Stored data
□ □ □ □ □ □ □

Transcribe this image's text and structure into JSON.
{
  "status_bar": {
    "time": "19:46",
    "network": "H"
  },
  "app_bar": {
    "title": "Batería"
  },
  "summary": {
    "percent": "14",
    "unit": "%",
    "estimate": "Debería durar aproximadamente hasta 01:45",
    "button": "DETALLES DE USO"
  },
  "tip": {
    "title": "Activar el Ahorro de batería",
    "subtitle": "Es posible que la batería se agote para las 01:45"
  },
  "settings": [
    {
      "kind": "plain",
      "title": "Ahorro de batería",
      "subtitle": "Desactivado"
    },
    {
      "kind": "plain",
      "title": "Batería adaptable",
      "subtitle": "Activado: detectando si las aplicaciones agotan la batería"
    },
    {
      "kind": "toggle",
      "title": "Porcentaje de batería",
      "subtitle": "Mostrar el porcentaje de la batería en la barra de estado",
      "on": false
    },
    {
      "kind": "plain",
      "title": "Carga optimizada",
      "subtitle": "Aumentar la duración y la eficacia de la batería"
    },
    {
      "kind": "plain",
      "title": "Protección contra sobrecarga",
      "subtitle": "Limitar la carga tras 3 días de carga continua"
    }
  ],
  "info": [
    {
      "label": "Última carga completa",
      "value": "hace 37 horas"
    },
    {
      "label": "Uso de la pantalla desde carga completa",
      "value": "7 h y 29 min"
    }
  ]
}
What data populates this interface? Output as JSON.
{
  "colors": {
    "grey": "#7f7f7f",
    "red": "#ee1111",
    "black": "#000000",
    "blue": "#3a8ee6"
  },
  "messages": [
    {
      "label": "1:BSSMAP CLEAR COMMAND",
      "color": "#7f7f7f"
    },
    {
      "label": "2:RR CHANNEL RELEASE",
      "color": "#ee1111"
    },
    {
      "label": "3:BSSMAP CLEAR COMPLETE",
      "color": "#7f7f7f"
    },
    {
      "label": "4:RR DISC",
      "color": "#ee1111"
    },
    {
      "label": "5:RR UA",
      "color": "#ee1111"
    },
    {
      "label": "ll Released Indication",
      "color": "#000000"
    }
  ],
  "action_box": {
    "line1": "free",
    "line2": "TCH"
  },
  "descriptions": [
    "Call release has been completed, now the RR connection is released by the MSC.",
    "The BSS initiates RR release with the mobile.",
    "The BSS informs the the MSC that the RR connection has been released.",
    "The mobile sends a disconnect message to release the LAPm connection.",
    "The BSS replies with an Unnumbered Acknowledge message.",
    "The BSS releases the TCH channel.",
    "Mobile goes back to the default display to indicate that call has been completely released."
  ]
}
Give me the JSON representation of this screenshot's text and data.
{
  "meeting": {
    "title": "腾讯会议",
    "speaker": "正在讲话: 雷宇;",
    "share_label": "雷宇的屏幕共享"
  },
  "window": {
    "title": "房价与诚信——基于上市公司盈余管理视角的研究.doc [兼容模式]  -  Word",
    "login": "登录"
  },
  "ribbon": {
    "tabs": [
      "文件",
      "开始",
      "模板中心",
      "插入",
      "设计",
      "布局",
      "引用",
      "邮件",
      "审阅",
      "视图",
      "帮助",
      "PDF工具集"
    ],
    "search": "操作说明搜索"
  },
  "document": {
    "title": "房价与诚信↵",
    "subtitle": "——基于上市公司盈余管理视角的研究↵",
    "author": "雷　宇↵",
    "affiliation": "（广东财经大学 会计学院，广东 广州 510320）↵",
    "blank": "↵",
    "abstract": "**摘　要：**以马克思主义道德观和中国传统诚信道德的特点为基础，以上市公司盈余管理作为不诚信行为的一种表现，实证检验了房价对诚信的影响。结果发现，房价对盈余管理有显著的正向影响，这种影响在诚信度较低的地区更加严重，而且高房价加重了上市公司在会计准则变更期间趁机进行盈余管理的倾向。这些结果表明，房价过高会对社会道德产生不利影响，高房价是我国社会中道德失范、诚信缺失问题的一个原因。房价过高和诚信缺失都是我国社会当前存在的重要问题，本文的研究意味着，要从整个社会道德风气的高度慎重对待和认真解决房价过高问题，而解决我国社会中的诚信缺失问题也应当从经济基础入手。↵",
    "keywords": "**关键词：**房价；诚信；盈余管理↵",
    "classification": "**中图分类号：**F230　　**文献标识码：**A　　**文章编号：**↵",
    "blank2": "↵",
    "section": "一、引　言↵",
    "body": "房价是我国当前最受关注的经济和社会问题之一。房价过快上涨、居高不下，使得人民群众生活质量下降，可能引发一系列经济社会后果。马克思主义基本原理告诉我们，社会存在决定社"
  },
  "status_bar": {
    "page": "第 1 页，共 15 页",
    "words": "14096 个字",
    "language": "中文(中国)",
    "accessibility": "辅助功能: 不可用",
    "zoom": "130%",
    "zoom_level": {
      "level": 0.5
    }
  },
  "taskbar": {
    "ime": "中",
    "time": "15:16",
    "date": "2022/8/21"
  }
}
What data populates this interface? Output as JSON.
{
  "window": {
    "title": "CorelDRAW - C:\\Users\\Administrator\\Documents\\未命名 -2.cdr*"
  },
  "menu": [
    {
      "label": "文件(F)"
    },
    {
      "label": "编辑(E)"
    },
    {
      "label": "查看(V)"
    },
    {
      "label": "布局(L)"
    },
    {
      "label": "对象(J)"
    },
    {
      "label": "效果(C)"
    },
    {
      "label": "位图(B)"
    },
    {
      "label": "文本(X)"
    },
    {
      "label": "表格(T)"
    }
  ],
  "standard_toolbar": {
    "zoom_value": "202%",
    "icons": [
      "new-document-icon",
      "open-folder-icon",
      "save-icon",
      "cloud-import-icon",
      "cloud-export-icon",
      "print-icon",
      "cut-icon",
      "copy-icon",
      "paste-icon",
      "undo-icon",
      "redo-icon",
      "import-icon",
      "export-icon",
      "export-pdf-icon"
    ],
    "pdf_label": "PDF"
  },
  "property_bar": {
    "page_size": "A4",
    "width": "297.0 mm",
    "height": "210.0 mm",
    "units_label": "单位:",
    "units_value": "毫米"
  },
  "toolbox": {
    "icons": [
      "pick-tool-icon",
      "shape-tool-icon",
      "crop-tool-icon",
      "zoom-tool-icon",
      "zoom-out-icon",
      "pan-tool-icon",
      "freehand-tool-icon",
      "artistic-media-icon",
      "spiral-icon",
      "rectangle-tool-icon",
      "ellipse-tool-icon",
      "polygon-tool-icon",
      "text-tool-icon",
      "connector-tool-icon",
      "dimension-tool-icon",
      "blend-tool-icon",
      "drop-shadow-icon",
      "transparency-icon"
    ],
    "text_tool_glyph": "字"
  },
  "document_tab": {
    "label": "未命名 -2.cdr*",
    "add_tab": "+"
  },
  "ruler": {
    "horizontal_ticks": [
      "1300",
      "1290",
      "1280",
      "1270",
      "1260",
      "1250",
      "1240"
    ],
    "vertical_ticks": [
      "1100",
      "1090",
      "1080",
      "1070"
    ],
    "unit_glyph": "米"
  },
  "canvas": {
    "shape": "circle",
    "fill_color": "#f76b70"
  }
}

□ □ □ □ □ □ □

Set exercise –
Repeat the records above exactly as they appear.

Task output –
Transcribe this image's text and structure into JSON.
{
  "status_bar": {
    "time": "19:46",
    "network": "H"
  },
  "app_bar": {
    "title": "Batería"
  },
  "summary": {
    "percent": "14",
    "unit": "%",
    "estimate": "Debería durar aproximadamente hasta 01:45",
    "button": "DETALLES DE USO"
  },
  "tip": {
    "title": "Activar el Ahorro de batería",
    "subtitle": "Es posible que la batería se agote para las 01:45"
  },
  "settings": [
    {
      "kind": "plain",
      "title": "Ahorro de batería",
      "subtitle": "Desactivado"
    },
    {
      "kind": "plain",
      "title": "Batería adaptable",
      "subtitle": "Activado: detectando si las aplicaciones agotan la batería"
    },
    {
      "kind": "toggle",
      "title": "Porcentaje de batería",
      "subtitle": "Mostrar el porcentaje de la batería en la barra de estado",
      "on": false
    },
    {
      "kind": "plain",
      "title": "Carga optimizada",
      "subtitle": "Aumentar la duración y la eficacia de la batería"
    },
    {
      "kind": "plain",
      "title": "Protección contra sobrecarga",
      "subtitle": "Limitar la carga tras 3 días de carga continua"
    }
  ],
  "info": [
    {
      "label": "Última carga completa",
      "value": "hace 37 horas"
    },
    {
      "label": "Uso de la pantalla desde carga completa",
      "value": "7 h y 29 min"
    }
  ]
}
What data populates this interface? Output as JSON.
{
  "colors": {
    "grey": "#7f7f7f",
    "red": "#ee1111",
    "black": "#000000",
    "blue": "#3a8ee6"
  },
  "messages": [
    {
      "label": "1:BSSMAP CLEAR COMMAND",
      "color": "#7f7f7f"
    },
    {
      "label": "2:RR CHANNEL RELEASE",
      "color": "#ee1111"
    },
    {
      "label": "3:BSSMAP CLEAR COMPLETE",
      "color": "#7f7f7f"
    },
    {
      "label": "4:RR DISC",
      "color": "#ee1111"
    },
    {
      "label": "5:RR UA",
      "color": "#ee1111"
    },
    {
      "label": "ll Released Indication",
      "color": "#000000"
    }
  ],
  "action_box": {
    "line1": "free",
    "line2": "TCH"
  },
  "descriptions": [
    "Call release has been completed, now the RR connection is released by the MSC.",
    "The BSS initiates RR release with the mobile.",
    "The BSS informs the the MSC that the RR connection has been released.",
    "The mobile sends a disconnect message to release the LAPm connection.",
    "The BSS replies with an Unnumbered Acknowledge message.",
    "The BSS releases the TCH channel.",
    "Mobile goes back to the default display to indicate that call has been completely released."
  ]
}
Give me the JSON representation of this screenshot's text and data.
{
  "meeting": {
    "title": "腾讯会议",
    "speaker": "正在讲话: 雷宇;",
    "share_label": "雷宇的屏幕共享"
  },
  "window": {
    "title": "房价与诚信——基于上市公司盈余管理视角的研究.doc [兼容模式]  -  Word",
    "login": "登录"
  },
  "ribbon": {
    "tabs": [
      "文件",
      "开始",
      "模板中心",
      "插入",
      "设计",
      "布局",
      "引用",
      "邮件",
      "审阅",
      "视图",
      "帮助",
      "PDF工具集"
    ],
    "search": "操作说明搜索"
  },
  "document": {
    "title": "房价与诚信↵",
    "subtitle": "——基于上市公司盈余管理视角的研究↵",
    "author": "雷　宇↵",
    "affiliation": "（广东财经大学 会计学院，广东 广州 510320）↵",
    "blank": "↵",
    "abstract": "**摘　要：**以马克思主义道德观和中国传统诚信道德的特点为基础，以上市公司盈余管理作为不诚信行为的一种表现，实证检验了房价对诚信的影响。结果发现，房价对盈余管理有显著的正向影响，这种影响在诚信度较低的地区更加严重，而且高房价加重了上市公司在会计准则变更期间趁机进行盈余管理的倾向。这些结果表明，房价过高会对社会道德产生不利影响，高房价是我国社会中道德失范、诚信缺失问题的一个原因。房价过高和诚信缺失都是我国社会当前存在的重要问题，本文的研究意味着，要从整个社会道德风气的高度慎重对待和认真解决房价过高问题，而解决我国社会中的诚信缺失问题也应当从经济基础入手。↵",
    "keywords": "**关键词：**房价；诚信；盈余管理↵",
    "classification": "**中图分类号：**F230　　**文献标识码：**A　　**文章编号：**↵",
    "blank2": "↵",
    "section": "一、引　言↵",
    "body": "房价是我国当前最受关注的经济和社会问题之一。房价过快上涨、居高不下，使得人民群众生活质量下降，可能引发一系列经济社会后果。马克思主义基本原理告诉我们，社会存在决定社"
  },
  "status_bar": {
    "page": "第 1 页，共 15 页",
    "words": "14096 个字",
    "language": "中文(中国)",
    "accessibility": "辅助功能: 不可用",
    "zoom": "130%",
    "zoom_level": {
      "level": 0.5
    }
  },
  "taskbar": {
    "ime": "中",
    "time": "15:16",
    "date": "2022/8/21"
  }
}
What data populates this interface? Output as JSON.
{
  "window": {
    "title": "CorelDRAW - C:\\Users\\Administrator\\Documents\\未命名 -2.cdr*"
  },
  "menu": [
    {
      "label": "文件(F)"
    },
    {
      "label": "编辑(E)"
    },
    {
      "label": "查看(V)"
    },
    {
      "label": "布局(L)"
    },
    {
      "label": "对象(J)"
    },
    {
      "label": "效果(C)"
    },
    {
      "label": "位图(B)"
    },
    {
      "label": "文本(X)"
    },
    {
      "label": "表格(T)"
    }
  ],
  "standard_toolbar": {
    "zoom_value": "202%",
    "icons": [
      "new-document-icon",
      "open-folder-icon",
      "save-icon",
      "cloud-import-icon",
      "cloud-export-icon",
      "print-icon",
      "cut-icon",
      "copy-icon",
      "paste-icon",
      "undo-icon",
      "redo-icon",
      "import-icon",
      "export-icon",
      "export-pdf-icon"
    ],
    "pdf_label": "PDF"
  },
  "property_bar": {
    "page_size": "A4",
    "width": "297.0 mm",
    "height": "210.0 mm",
    "units_label": "单位:",
    "units_value": "毫米"
  },
  "toolbox": {
    "icons": [
      "pick-tool-icon",
      "shape-tool-icon",
      "crop-tool-icon",
      "zoom-tool-icon",
      "zoom-out-icon",
      "pan-tool-icon",
      "freehand-tool-icon",
      "artistic-media-icon",
      "spiral-icon",
      "rectangle-tool-icon",
      "ellipse-tool-icon",
      "polygon-tool-icon",
      "text-tool-icon",
      "connector-tool-icon",
      "dimension-tool-icon",
      "blend-tool-icon",
      "drop-shadow-icon",
      "transparency-icon"
    ],
    "text_tool_glyph": "字"
  },
  "document_tab": {
    "label": "未命名 -2.cdr*",
    "add_tab": "+"
  },
  "ruler": {
    "horizontal_ticks": [
      "1300",
      "1290",
      "1280",
      "1270",
      "1260",
      "1250",
      "1240"
    ],
    "vertical_ticks": [
      "1100",
      "1090",
      "1080",
      "1070"
    ],
    "unit_glyph": "米"
  },
  "canvas": {
    "shape": "circle",
    "fill_color": "#f76b70"
  }
}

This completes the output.